** Begin **
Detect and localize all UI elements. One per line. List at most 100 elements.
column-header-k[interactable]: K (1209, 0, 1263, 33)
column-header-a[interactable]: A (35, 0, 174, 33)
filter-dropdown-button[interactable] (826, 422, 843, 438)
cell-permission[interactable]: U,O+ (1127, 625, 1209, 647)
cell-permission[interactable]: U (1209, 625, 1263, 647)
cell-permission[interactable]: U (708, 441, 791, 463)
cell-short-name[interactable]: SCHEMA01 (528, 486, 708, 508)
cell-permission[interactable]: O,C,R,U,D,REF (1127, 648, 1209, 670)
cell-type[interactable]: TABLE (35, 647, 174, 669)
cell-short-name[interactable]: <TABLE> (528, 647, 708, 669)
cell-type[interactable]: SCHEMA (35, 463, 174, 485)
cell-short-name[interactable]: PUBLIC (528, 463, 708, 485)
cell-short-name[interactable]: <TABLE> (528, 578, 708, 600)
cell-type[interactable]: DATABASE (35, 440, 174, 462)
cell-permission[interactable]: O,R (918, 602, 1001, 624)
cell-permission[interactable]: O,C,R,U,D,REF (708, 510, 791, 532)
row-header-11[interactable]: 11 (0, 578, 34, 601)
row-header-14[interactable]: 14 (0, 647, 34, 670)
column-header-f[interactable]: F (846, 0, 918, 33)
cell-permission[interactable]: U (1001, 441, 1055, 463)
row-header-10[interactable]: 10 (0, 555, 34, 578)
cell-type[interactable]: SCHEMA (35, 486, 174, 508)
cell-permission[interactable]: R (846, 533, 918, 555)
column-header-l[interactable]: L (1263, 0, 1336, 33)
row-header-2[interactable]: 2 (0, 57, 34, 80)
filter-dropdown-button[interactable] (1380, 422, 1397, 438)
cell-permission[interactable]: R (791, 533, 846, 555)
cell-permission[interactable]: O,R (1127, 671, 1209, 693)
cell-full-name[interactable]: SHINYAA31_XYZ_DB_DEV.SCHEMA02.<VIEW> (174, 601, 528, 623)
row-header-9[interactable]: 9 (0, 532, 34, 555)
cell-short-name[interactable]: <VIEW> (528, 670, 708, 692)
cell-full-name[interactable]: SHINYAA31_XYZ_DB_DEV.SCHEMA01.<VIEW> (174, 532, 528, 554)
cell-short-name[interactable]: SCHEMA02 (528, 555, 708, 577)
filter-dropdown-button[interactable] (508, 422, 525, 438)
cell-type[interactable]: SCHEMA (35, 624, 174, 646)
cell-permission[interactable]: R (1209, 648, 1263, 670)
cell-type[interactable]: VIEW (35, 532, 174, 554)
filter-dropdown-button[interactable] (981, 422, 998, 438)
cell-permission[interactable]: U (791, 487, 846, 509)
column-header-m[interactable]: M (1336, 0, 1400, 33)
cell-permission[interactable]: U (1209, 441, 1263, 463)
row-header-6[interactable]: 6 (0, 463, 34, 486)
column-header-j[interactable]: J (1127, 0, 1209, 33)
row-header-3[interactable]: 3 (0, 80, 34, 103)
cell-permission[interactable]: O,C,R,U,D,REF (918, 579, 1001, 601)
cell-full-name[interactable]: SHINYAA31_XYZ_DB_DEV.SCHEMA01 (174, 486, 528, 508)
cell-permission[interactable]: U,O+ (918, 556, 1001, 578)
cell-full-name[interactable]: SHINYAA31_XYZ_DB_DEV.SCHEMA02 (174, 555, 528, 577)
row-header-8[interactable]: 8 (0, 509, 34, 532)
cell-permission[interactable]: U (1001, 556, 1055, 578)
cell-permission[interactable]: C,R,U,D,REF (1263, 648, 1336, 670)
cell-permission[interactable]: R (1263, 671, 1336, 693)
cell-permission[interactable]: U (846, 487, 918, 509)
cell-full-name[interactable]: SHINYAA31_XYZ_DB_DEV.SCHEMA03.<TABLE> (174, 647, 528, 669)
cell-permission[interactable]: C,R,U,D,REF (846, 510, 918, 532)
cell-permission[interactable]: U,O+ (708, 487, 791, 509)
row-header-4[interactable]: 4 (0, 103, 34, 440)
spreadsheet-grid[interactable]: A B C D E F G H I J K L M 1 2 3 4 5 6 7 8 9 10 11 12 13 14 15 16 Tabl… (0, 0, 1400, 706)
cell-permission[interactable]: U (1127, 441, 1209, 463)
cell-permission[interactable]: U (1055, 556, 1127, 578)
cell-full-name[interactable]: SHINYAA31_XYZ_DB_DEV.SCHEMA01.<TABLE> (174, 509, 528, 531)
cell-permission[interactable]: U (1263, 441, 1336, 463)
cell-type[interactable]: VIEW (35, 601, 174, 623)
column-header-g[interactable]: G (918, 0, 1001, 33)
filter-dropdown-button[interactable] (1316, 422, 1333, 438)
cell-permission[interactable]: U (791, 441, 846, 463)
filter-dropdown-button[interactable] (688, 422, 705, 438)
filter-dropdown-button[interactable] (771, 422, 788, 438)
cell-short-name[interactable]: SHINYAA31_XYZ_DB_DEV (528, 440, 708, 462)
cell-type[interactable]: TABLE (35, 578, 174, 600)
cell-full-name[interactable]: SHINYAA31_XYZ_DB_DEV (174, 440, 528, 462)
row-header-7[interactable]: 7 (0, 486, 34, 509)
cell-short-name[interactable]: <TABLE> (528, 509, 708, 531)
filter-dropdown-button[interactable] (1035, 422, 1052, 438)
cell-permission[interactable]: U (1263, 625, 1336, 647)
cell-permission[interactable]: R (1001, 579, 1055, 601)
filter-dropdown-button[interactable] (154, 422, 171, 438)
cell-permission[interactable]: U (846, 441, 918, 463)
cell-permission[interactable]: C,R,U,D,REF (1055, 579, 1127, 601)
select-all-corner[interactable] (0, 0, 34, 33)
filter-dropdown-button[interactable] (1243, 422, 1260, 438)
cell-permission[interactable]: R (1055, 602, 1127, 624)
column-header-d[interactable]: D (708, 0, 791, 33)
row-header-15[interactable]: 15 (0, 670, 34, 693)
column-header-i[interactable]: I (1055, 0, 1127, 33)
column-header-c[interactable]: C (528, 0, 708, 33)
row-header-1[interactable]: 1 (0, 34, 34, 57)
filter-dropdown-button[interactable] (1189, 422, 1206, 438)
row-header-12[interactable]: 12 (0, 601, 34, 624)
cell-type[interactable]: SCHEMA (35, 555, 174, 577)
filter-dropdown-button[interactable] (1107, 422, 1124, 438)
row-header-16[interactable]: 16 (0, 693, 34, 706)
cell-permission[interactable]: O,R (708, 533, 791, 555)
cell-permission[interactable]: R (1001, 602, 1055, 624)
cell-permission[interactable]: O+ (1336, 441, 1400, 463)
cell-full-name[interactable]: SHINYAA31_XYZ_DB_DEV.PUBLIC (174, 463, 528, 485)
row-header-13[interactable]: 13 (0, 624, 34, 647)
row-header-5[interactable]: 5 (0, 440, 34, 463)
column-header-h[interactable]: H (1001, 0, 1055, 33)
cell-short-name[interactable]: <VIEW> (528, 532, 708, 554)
** End **
DESCRIPTION OF THE TASK
Copy the records above verbatim, from their first line through the line containing "row-header-14[interactable]: 14 (0, 647, 34, 670)", with both of those lines included.

THE COMPLETED TASK
Detect and localize all UI elements. One per line. List at most 100 elements.
column-header-k[interactable]: K (1209, 0, 1263, 33)
column-header-a[interactable]: A (35, 0, 174, 33)
filter-dropdown-button[interactable] (826, 422, 843, 438)
cell-permission[interactable]: U,O+ (1127, 625, 1209, 647)
cell-permission[interactable]: U (1209, 625, 1263, 647)
cell-permission[interactable]: U (708, 441, 791, 463)
cell-short-name[interactable]: SCHEMA01 (528, 486, 708, 508)
cell-permission[interactable]: O,C,R,U,D,REF (1127, 648, 1209, 670)
cell-type[interactable]: TABLE (35, 647, 174, 669)
cell-short-name[interactable]: <TABLE> (528, 647, 708, 669)
cell-type[interactable]: SCHEMA (35, 463, 174, 485)
cell-short-name[interactable]: PUBLIC (528, 463, 708, 485)
cell-short-name[interactable]: <TABLE> (528, 578, 708, 600)
cell-type[interactable]: DATABASE (35, 440, 174, 462)
cell-permission[interactable]: O,R (918, 602, 1001, 624)
cell-permission[interactable]: O,C,R,U,D,REF (708, 510, 791, 532)
row-header-11[interactable]: 11 (0, 578, 34, 601)
row-header-14[interactable]: 14 (0, 647, 34, 670)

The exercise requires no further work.